WRITTEN INSTRUCTION A —
Copy the records word for word, starting at the first line and going on through the line that contains "away-team-crest-icon [424,655,446,679]".
>> start TEXT EXCERPT
So, what did you decide?
To write your own flex and bison?
To use flex and bison to write your own application?
To write your own application without the help of flex or bison?

What will you need to do, read tokens or understand statements made up of tokens?

Do you understand the responsibilities of flex and bison respectively?





Telos

Id like to write my application without flex and bison but Im not familiar with the theory behind doing it.  My program will need to take a string of input and parse it into respective tokens as well as evaluating any functions in the line.  The language is clearly defined tho its just a matter of turning the string into an appropriate tree of tokens.

Adron

I believe flex and bison should be your tools of choice. But apart from that, you could just reimplement them in your code if you like. They're generic implementations of well known algorithms, and if you would like to rewrite them, go ahead.

For the scanner, you may want to have a large set of regular expressions, checking the stream against them all in parallell. If you get to the end of a regular expression, consume as many characters as it accepts, and pass the token represented by the regular expression on to the parser.

For the parser, there are several options. If your language is interpretable and you can make a decision what to do with a token based on it and a lookahead of the next token, you might implement it as a lot of functions, each function representing a node in the parse tree.

The first function will read a token, and based on that and a lookahead decide which function to call next. This works for some languages, but not most. You could also write a bison-style parser that reads tokens into strings and then simplifies them according to rules. But I don't see what the advantage would be to writing your own suboptimal solution when you could use the one that exists.
>> end TEXT EXCERPT
>> start EXERCISE MATERIAL
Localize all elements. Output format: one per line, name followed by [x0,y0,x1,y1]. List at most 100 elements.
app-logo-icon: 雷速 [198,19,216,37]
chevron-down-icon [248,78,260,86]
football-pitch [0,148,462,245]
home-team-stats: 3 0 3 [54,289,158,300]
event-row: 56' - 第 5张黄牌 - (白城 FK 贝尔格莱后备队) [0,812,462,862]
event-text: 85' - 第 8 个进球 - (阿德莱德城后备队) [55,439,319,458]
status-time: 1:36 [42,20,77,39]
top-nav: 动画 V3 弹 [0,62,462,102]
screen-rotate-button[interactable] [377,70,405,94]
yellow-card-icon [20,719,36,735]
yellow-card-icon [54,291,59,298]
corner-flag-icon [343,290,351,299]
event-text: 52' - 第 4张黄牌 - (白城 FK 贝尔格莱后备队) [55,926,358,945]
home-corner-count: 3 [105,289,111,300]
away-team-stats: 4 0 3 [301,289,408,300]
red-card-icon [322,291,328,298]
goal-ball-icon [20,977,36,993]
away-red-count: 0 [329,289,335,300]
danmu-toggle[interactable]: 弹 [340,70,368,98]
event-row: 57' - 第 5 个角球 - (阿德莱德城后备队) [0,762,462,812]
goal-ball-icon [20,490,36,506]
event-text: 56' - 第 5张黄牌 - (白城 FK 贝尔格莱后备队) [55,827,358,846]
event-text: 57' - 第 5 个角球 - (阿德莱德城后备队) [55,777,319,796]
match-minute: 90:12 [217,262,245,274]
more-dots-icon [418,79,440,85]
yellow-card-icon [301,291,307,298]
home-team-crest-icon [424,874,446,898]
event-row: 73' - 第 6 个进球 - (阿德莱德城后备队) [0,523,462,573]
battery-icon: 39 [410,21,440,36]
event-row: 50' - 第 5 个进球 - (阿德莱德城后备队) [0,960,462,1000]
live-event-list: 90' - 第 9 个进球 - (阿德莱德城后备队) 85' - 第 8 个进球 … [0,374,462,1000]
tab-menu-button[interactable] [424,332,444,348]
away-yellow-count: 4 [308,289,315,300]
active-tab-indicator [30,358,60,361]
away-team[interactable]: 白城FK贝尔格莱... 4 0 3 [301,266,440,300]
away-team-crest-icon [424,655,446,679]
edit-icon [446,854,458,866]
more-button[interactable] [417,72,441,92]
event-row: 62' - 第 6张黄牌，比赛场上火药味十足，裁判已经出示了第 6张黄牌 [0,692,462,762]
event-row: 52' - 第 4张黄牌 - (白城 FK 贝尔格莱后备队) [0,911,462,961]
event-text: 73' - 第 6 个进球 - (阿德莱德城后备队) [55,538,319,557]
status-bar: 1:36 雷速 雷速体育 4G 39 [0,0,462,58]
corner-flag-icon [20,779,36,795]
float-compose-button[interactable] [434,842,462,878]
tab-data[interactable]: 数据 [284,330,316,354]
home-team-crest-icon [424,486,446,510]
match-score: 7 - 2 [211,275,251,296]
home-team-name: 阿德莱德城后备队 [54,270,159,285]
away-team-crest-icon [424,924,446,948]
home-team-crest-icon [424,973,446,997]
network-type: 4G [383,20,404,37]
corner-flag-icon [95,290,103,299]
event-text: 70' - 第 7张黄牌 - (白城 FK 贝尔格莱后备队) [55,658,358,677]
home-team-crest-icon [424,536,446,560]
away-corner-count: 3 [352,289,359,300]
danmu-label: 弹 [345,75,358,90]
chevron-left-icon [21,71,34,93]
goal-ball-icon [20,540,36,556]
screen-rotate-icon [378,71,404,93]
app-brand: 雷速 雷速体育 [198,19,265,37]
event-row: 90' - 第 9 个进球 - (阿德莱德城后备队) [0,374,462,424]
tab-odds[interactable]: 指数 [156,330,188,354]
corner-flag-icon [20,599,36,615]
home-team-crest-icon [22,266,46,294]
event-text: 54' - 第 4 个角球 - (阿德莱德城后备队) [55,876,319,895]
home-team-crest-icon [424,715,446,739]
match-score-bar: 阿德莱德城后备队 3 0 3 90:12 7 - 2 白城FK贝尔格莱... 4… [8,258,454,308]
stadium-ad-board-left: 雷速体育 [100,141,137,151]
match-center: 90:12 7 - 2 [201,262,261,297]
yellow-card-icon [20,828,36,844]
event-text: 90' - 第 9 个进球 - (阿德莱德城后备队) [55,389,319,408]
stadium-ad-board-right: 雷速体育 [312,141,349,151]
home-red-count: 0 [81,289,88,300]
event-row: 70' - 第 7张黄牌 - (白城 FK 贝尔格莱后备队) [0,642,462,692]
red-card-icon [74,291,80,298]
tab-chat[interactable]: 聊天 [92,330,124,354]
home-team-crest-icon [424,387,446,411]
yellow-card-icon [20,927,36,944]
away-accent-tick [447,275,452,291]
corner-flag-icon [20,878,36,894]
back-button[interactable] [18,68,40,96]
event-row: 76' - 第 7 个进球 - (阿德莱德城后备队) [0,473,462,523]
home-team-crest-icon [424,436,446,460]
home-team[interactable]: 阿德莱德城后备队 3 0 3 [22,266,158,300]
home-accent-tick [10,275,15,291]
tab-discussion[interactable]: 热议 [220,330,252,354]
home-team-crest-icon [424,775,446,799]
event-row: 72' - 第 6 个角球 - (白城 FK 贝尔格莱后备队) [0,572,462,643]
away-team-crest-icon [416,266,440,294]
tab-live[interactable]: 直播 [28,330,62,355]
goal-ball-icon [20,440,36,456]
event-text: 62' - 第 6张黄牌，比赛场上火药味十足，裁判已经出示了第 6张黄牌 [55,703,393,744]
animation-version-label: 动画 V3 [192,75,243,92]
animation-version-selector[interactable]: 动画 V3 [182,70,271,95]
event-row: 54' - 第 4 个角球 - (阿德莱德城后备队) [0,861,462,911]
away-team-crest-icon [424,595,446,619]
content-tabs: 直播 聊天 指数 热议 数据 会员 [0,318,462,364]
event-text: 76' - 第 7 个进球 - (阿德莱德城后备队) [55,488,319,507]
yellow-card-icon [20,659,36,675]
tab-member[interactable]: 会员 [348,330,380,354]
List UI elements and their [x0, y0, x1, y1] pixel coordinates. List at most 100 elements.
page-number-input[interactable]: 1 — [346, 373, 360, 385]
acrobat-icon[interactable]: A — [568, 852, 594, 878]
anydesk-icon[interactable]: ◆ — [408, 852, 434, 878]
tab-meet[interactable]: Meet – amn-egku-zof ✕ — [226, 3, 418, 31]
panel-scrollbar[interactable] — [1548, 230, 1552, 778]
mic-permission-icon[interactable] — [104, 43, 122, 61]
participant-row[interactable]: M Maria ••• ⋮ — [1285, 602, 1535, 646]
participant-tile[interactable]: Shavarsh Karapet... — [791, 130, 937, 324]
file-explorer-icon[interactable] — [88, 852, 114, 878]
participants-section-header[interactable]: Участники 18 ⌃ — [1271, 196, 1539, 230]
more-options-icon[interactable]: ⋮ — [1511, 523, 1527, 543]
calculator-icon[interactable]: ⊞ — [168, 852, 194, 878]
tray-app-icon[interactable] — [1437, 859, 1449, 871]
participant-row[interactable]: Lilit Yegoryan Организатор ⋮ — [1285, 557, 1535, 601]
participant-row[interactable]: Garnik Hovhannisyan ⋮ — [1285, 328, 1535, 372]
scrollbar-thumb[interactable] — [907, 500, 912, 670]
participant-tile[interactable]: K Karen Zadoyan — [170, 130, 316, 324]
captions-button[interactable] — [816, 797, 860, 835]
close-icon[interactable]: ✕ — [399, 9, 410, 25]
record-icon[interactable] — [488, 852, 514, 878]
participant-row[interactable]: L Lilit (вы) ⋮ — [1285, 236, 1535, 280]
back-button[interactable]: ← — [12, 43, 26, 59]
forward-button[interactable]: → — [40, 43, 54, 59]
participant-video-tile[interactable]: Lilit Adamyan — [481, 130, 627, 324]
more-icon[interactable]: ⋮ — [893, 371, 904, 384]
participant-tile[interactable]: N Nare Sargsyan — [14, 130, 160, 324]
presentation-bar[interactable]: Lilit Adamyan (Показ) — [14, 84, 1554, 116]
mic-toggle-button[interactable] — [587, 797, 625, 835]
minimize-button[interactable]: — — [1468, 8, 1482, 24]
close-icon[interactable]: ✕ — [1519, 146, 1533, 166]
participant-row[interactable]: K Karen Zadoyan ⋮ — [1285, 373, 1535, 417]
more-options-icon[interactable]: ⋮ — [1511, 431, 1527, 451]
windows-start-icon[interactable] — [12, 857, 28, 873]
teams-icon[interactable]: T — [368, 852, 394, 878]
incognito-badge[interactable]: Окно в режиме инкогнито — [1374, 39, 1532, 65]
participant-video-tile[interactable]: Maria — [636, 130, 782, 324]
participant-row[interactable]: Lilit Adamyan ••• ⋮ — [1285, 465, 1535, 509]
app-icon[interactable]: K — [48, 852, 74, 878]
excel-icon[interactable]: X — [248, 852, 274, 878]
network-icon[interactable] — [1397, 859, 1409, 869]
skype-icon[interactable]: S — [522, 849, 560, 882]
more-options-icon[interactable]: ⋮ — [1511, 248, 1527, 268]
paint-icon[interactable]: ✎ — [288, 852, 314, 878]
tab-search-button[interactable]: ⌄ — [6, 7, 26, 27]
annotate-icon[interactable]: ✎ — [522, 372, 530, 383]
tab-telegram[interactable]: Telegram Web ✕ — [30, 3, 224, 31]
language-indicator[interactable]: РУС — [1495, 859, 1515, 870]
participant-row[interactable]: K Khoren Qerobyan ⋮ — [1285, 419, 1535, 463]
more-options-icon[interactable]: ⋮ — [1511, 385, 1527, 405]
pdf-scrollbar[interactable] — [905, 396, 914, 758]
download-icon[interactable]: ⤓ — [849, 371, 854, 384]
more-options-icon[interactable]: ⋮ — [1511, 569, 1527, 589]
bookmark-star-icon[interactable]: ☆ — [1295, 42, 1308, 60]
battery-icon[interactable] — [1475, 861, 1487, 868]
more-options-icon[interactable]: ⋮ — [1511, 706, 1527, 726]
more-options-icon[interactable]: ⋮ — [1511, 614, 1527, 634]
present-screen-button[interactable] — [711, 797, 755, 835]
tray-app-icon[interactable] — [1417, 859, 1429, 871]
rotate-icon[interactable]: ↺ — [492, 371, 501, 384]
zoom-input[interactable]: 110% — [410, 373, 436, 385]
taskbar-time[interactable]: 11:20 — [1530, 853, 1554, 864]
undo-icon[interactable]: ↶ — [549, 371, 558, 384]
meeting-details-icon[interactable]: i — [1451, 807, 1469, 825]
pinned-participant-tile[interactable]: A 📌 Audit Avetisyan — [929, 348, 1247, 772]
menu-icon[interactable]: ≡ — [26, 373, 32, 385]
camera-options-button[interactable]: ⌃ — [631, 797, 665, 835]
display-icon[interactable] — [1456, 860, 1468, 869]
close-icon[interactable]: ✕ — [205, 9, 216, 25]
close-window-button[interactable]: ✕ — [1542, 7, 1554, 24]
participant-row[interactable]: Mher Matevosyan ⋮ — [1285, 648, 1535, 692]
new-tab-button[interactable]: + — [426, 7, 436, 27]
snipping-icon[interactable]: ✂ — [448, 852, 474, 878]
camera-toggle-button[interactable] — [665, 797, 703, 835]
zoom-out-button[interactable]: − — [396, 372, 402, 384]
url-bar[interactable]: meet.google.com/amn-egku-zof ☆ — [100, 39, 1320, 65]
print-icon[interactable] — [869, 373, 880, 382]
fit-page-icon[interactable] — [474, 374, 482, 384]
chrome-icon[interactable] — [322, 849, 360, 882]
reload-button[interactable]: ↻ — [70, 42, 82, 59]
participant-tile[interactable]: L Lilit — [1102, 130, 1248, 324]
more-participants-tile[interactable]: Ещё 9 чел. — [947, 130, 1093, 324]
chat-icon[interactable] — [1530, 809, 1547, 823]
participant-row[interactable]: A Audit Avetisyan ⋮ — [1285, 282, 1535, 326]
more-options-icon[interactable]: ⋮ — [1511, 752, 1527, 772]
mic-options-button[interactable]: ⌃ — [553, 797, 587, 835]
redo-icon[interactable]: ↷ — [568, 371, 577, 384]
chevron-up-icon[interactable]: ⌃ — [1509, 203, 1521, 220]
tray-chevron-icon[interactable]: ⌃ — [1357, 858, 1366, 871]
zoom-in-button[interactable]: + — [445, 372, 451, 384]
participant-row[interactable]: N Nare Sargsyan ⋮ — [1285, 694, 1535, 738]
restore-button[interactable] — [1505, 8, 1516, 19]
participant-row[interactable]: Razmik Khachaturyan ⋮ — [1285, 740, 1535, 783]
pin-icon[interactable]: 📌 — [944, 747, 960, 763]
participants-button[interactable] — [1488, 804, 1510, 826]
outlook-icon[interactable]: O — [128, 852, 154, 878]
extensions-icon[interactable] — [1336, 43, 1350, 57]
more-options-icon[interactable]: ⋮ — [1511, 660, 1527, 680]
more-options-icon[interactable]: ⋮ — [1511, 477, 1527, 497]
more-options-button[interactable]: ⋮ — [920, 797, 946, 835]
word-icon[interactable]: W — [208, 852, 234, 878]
>> end EXERCISE MATERIAL
WRITTEN INSTRUCTION B —
In the forum thread, what should the scanner do when it gets to the end of a regular expression?

FULL RESPONSE A —
Localize all elements. Output format: one per line, name followed by [x0,y0,x1,y1]. List at most 100 elements.
app-logo-icon: 雷速 [198,19,216,37]
chevron-down-icon [248,78,260,86]
football-pitch [0,148,462,245]
home-team-stats: 3 0 3 [54,289,158,300]
event-row: 56' - 第 5张黄牌 - (白城 FK 贝尔格莱后备队) [0,812,462,862]
event-text: 85' - 第 8 个进球 - (阿德莱德城后备队) [55,439,319,458]
status-time: 1:36 [42,20,77,39]
top-nav: 动画 V3 弹 [0,62,462,102]
screen-rotate-button[interactable] [377,70,405,94]
yellow-card-icon [20,719,36,735]
yellow-card-icon [54,291,59,298]
corner-flag-icon [343,290,351,299]
event-text: 52' - 第 4张黄牌 - (白城 FK 贝尔格莱后备队) [55,926,358,945]
home-corner-count: 3 [105,289,111,300]
away-team-stats: 4 0 3 [301,289,408,300]
red-card-icon [322,291,328,298]
goal-ball-icon [20,977,36,993]
away-red-count: 0 [329,289,335,300]
danmu-toggle[interactable]: 弹 [340,70,368,98]
event-row: 57' - 第 5 个角球 - (阿德莱德城后备队) [0,762,462,812]
goal-ball-icon [20,490,36,506]
event-text: 56' - 第 5张黄牌 - (白城 FK 贝尔格莱后备队) [55,827,358,846]
event-text: 57' - 第 5 个角球 - (阿德莱德城后备队) [55,777,319,796]
match-minute: 90:12 [217,262,245,274]
more-dots-icon [418,79,440,85]
yellow-card-icon [301,291,307,298]
home-team-crest-icon [424,874,446,898]
event-row: 73' - 第 6 个进球 - (阿德莱德城后备队) [0,523,462,573]
battery-icon: 39 [410,21,440,36]
event-row: 50' - 第 5 个进球 - (阿德莱德城后备队) [0,960,462,1000]
live-event-list: 90' - 第 9 个进球 - (阿德莱德城后备队) 85' - 第 8 个进球 … [0,374,462,1000]
tab-menu-button[interactable] [424,332,444,348]
away-yellow-count: 4 [308,289,315,300]
active-tab-indicator [30,358,60,361]
away-team[interactable]: 白城FK贝尔格莱... 4 0 3 [301,266,440,300]
away-team-crest-icon [424,655,446,679]

FULL RESPONSE B —
It should consume as many characters as the regular expression accepts and pass the token that expression represents on to the parser.